Task details
Each entry below should be reproduced character for character.

Dataset listings of figures
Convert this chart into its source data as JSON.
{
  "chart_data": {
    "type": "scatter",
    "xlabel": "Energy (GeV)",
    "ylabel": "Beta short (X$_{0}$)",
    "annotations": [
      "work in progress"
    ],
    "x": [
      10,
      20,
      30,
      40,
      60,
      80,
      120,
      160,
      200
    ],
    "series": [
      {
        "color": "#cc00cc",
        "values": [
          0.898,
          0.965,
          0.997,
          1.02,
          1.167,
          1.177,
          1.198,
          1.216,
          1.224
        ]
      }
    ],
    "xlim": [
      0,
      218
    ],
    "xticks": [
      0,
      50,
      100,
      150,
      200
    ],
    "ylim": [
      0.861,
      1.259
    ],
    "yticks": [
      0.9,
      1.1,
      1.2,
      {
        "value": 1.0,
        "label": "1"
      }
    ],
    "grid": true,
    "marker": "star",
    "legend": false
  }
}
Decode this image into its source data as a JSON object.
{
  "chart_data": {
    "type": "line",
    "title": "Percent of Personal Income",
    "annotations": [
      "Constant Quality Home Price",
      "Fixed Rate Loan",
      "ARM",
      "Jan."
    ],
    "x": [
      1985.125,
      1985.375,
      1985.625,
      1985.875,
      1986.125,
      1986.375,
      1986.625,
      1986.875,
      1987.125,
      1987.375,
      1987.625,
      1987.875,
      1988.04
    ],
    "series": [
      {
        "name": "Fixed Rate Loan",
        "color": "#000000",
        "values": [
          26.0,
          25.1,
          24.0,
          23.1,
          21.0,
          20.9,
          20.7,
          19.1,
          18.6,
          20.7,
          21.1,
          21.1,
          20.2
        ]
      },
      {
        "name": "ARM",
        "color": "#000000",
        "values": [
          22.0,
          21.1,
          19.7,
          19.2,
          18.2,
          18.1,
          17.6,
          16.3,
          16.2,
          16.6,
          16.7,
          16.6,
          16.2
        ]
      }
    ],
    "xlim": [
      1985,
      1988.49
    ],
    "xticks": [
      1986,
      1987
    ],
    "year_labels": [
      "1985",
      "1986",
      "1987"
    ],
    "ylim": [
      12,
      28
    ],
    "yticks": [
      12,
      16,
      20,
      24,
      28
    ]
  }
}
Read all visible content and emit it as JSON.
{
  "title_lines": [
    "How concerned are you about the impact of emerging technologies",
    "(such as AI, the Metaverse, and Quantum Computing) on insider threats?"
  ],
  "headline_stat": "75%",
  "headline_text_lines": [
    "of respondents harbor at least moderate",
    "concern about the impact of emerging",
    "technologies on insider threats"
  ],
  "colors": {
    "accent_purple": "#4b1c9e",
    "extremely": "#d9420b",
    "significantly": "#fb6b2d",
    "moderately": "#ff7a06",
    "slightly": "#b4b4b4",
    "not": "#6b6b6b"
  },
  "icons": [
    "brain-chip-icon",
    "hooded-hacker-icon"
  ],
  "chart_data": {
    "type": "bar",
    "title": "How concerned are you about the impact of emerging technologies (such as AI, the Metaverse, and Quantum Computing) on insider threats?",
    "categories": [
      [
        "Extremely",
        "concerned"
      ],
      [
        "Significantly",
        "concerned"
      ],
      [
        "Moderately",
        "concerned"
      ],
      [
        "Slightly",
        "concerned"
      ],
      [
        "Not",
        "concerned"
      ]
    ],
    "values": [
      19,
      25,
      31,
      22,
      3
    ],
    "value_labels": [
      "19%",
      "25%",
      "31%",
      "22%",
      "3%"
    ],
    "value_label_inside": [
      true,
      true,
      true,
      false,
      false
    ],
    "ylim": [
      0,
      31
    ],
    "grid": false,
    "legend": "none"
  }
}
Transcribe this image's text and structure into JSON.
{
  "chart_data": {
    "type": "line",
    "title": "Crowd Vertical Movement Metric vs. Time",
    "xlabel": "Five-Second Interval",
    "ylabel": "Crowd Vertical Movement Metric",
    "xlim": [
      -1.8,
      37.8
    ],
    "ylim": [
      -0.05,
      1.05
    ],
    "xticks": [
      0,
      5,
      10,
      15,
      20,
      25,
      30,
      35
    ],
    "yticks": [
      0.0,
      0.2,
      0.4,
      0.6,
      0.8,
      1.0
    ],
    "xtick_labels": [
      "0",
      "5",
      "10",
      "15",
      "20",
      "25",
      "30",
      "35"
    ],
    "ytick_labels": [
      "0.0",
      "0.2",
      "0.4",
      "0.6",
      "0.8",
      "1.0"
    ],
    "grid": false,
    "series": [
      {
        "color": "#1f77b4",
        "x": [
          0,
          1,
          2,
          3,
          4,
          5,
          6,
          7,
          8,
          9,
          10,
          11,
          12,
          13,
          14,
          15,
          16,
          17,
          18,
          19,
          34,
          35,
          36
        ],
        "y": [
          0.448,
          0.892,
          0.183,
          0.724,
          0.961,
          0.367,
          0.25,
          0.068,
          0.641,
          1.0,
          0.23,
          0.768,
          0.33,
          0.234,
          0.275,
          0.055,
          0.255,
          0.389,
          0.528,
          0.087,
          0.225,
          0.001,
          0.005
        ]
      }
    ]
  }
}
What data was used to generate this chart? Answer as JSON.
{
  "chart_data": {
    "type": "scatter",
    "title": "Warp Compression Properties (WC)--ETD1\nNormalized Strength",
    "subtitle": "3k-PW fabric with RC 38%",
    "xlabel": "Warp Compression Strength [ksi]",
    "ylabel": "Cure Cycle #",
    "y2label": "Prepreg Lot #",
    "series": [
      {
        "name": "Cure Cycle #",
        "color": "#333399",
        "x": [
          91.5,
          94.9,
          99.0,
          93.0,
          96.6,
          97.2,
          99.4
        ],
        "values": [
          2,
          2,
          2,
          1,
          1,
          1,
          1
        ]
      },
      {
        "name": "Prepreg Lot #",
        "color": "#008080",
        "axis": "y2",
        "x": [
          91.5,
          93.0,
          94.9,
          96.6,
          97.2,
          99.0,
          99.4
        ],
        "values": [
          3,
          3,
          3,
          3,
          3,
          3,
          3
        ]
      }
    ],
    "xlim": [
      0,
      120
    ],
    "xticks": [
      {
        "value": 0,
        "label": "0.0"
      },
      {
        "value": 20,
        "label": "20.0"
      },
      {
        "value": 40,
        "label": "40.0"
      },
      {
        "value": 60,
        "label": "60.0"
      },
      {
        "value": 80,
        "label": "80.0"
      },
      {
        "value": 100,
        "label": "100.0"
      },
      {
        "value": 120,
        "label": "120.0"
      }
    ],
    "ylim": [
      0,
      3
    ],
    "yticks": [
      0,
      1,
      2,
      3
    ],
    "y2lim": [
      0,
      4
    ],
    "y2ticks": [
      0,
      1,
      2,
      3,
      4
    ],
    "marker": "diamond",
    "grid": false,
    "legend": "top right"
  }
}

Solved exercise
Convert this chart into its source data as JSON.
{
  "chart_data": {
    "type": "scatter",
    "xlabel": "Energy (GeV)",
    "ylabel": "Beta short (X$_{0}$)",
    "annotations": [
      "work in progress"
    ],
    "x": [
      10,
      20,
      30,
      40,
      60,
      80,
      120,
      160,
      200
    ],
    "series": [
      {
        "color": "#cc00cc",
        "values": [
          0.898,
          0.965,
          0.997,
          1.02,
          1.167,
          1.177,
          1.198,
          1.216,
          1.224
        ]
      }
    ],
    "xlim": [
      0,
      218
    ],
    "xticks": [
      0,
      50,
      100,
      150,
      200
    ],
    "ylim": [
      0.861,
      1.259
    ],
    "yticks": [
      0.9,
      1.1,
      1.2,
      {
        "value": 1.0,
        "label": "1"
      }
    ],
    "grid": true,
    "marker": "star",
    "legend": false
  }
}
Decode this image into its source data as a JSON object.
{
  "chart_data": {
    "type": "line",
    "title": "Percent of Personal Income",
    "annotations": [
      "Constant Quality Home Price",
      "Fixed Rate Loan",
      "ARM",
      "Jan."
    ],
    "x": [
      1985.125,
      1985.375,
      1985.625,
      1985.875,
      1986.125,
      1986.375,
      1986.625,
      1986.875,
      1987.125,
      1987.375,
      1987.625,
      1987.875,
      1988.04
    ],
    "series": [
      {
        "name": "Fixed Rate Loan",
        "color": "#000000",
        "values": [
          26.0,
          25.1,
          24.0,
          23.1,
          21.0,
          20.9,
          20.7,
          19.1,
          18.6,
          20.7,
          21.1,
          21.1,
          20.2
        ]
      },
      {
        "name": "ARM",
        "color": "#000000",
        "values": [
          22.0,
          21.1,
          19.7,
          19.2,
          18.2,
          18.1,
          17.6,
          16.3,
          16.2,
          16.6,
          16.7,
          16.6,
          16.2
        ]
      }
    ],
    "xlim": [
      1985,
      1988.49
    ],
    "xticks": [
      1986,
      1987
    ],
    "year_labels": [
      "1985",
      "1986",
      "1987"
    ],
    "ylim": [
      12,
      28
    ],
    "yticks": [
      12,
      16,
      20,
      24,
      28
    ]
  }
}
Read all visible content and emit it as JSON.
{
  "title_lines": [
    "How concerned are you about the impact of emerging technologies",
    "(such as AI, the Metaverse, and Quantum Computing) on insider threats?"
  ],
  "headline_stat": "75%",
  "headline_text_lines": [
    "of respondents harbor at least moderate",
    "concern about the impact of emerging",
    "technologies on insider threats"
  ],
  "colors": {
    "accent_purple": "#4b1c9e",
    "extremely": "#d9420b",
    "significantly": "#fb6b2d",
    "moderately": "#ff7a06",
    "slightly": "#b4b4b4",
    "not": "#6b6b6b"
  },
  "icons": [
    "brain-chip-icon",
    "hooded-hacker-icon"
  ],
  "chart_data": {
    "type": "bar",
    "title": "How concerned are you about the impact of emerging technologies (such as AI, the Metaverse, and Quantum Computing) on insider threats?",
    "categories": [
      [
        "Extremely",
        "concerned"
      ],
      [
        "Significantly",
        "concerned"
      ],
      [
        "Moderately",
        "concerned"
      ],
      [
        "Slightly",
        "concerned"
      ],
      [
        "Not",
        "concerned"
      ]
    ],
    "values": [
      19,
      25,
      31,
      22,
      3
    ],
    "value_labels": [
      "19%",
      "25%",
      "31%",
      "22%",
      "3%"
    ],
    "value_label_inside": [
      true,
      true,
      true,
      false,
      false
    ],
    "ylim": [
      0,
      31
    ],
    "grid": false,
    "legend": "none"
  }
}
Transcribe this image's text and structure into JSON.
{
  "chart_data": {
    "type": "line",
    "title": "Crowd Vertical Movement Metric vs. Time",
    "xlabel": "Five-Second Interval",
    "ylabel": "Crowd Vertical Movement Metric",
    "xlim": [
      -1.8,
      37.8
    ],
    "ylim": [
      -0.05,
      1.05
    ],
    "xticks": [
      0,
      5,
      10,
      15,
      20,
      25,
      30,
      35
    ],
    "yticks": [
      0.0,
      0.2,
      0.4,
      0.6,
      0.8,
      1.0
    ],
    "xtick_labels": [
      "0",
      "5",
      "10",
      "15",
      "20",
      "25",
      "30",
      "35"
    ],
    "ytick_labels": [
      "0.0",
      "0.2",
      "0.4",
      "0.6",
      "0.8",
      "1.0"
    ],
    "grid": false,
    "series": [
      {
        "color": "#1f77b4",
        "x": [
          0,
          1,
          2,
          3,
          4,
          5,
          6,
          7,
          8,
          9,
          10,
          11,
          12,
          13,
          14,
          15,
          16,
          17,
          18,
          19,
          34,
          35,
          36
        ],
        "y": [
          0.448,
          0.892,
          0.183,
          0.724,
          0.961,
          0.367,
          0.25,
          0.068,
          0.641,
          1.0,
          0.23,
          0.768,
          0.33,
          0.234,
          0.275,
          0.055,
          0.255,
          0.389,
          0.528,
          0.087,
          0.225,
          0.001,
          0.005
        ]
      }
    ]
  }
}
What data was used to generate this chart? Answer as JSON.
{
  "chart_data": {
    "type": "scatter",
    "title": "Warp Compression Properties (WC)--ETD1\nNormalized Strength",
    "subtitle": "3k-PW fabric with RC 38%",
    "xlabel": "Warp Compression Strength [ksi]",
    "ylabel": "Cure Cycle #",
    "y2label": "Prepreg Lot #",
    "series": [
      {
        "name": "Cure Cycle #",
        "color": "#333399",
        "x": [
          91.5,
          94.9,
          99.0,
          93.0,
          96.6,
          97.2,
          99.4
        ],
        "values": [
          2,
          2,
          2,
          1,
          1,
          1,
          1
        ]
      },
      {
        "name": "Prepreg Lot #",
        "color": "#008080",
        "axis": "y2",
        "x": [
          91.5,
          93.0,
          94.9,
          96.6,
          97.2,
          99.0,
          99.4
        ],
        "values": [
          3,
          3,
          3,
          3,
          3,
          3,
          3
        ]
      }
    ],
    "xlim": [
      0,
      120
    ],
    "xticks": [
      {
        "value": 0,
        "label": "0.0"
      },
      {
        "value": 20,
        "label": "20.0"
      },
      {
        "value": 40,
        "label": "40.0"
      },
      {
        "value": 60,
        "label": "60.0"
      },
      {
        "value": 80,
        "label": "80.0"
      },
      {
        "value": 100,
        "label": "100.0"
      },
      {
        "value": 120,
        "label": "120.0"
      }
    ],
    "ylim": [
      0,
      3
    ],
    "yticks": [
      0,
      1,
      2,
      3
    ],
    "y2lim": [
      0,
      4
    ],
    "y2ticks": [
      0,
      1,
      2,
      3,
      4
    ],
    "marker": "diamond",
    "grid": false,
    "legend": "top right"
  }
}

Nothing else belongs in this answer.